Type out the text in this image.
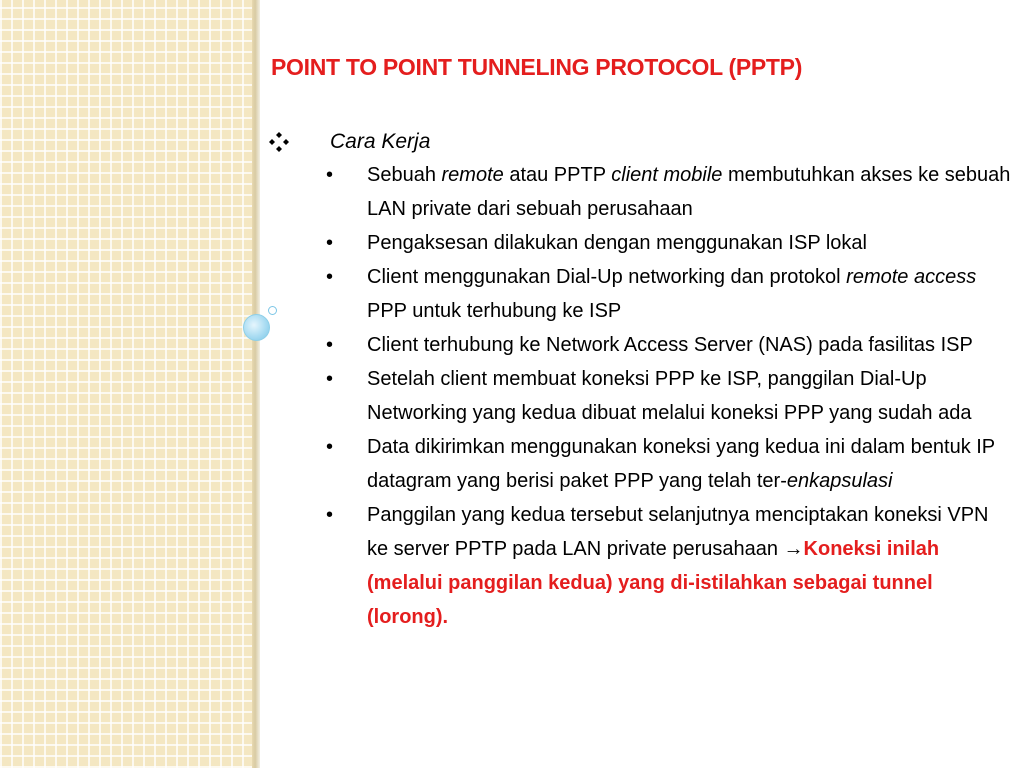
POINT TO POINT TUNNELING PROTOCOL (PPTP)
Cara Kerja
• Sebuah remote atau PPTP client mobile membutuhkan akses ke sebuah LAN private dari sebuah perusahaan
• Pengaksesan dilakukan dengan menggunakan ISP lokal
• Client menggunakan Dial-Up networking dan protokol remote access PPP untuk terhubung ke ISP
• Client terhubung ke Network Access Server (NAS) pada fasilitas ISP
• Setelah client membuat koneksi PPP ke ISP, panggilan Dial-Up Networking yang kedua dibuat melalui koneksi PPP yang sudah ada
• Data dikirimkan menggunakan koneksi yang kedua ini dalam bentuk IP datagram yang berisi paket PPP yang telah ter-enkapsulasi
• Panggilan yang kedua tersebut selanjutnya menciptakan koneksi VPN ke server PPTP pada LAN private perusahaan →Koneksi inilah (melalui panggilan kedua) yang di-istilahkan sebagai tunnel (lorong).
_____
PROBLEM TO WORK ON> All preceding records should be duplicated verbatim, images excepted.

FINAL RESULT>
Type out the text in this image.
POINT TO POINT TUNNELING PROTOCOL (PPTP)
Cara Kerja
• Sebuah remote atau PPTP client mobile membutuhkan akses ke sebuah LAN private dari sebuah perusahaan
• Pengaksesan dilakukan dengan menggunakan ISP lokal
• Client menggunakan Dial-Up networking dan protokol remote access PPP untuk terhubung ke ISP
• Client terhubung ke Network Access Server (NAS) pada fasilitas ISP
• Setelah client membuat koneksi PPP ke ISP, panggilan Dial-Up Networking yang kedua dibuat melalui koneksi PPP yang sudah ada
• Data dikirimkan menggunakan koneksi yang kedua ini dalam bentuk IP datagram yang berisi paket PPP yang telah ter-enkapsulasi
• Panggilan yang kedua tersebut selanjutnya menciptakan koneksi VPN ke server PPTP pada LAN private perusahaan →Koneksi inilah (melalui panggilan kedua) yang di-istilahkan sebagai tunnel (lorong).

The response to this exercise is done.